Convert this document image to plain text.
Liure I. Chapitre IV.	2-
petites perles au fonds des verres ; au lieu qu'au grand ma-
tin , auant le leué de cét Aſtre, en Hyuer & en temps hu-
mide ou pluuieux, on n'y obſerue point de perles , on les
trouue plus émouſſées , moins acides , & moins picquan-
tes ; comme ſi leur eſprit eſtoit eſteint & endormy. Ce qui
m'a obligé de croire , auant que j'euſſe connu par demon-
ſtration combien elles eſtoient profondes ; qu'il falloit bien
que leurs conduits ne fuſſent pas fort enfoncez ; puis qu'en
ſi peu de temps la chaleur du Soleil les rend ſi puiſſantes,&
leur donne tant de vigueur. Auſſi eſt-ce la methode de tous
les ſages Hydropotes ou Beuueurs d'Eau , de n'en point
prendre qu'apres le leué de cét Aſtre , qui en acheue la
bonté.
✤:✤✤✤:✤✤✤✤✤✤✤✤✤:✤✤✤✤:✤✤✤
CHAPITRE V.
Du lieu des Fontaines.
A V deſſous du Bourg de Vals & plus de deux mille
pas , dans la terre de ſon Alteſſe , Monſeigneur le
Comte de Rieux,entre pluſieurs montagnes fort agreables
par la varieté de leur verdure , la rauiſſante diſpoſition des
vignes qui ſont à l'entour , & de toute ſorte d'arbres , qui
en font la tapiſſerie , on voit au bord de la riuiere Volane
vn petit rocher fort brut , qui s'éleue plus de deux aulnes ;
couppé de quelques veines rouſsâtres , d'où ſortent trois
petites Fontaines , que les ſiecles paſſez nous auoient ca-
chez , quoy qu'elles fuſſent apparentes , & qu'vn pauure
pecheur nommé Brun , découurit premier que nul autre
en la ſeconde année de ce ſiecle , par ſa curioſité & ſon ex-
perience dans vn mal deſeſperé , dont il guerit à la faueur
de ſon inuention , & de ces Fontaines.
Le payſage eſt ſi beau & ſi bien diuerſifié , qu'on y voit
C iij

• • • • •

Requirement: Give only the number of lines in the preceding material that contain the string "plus".

Solution: 3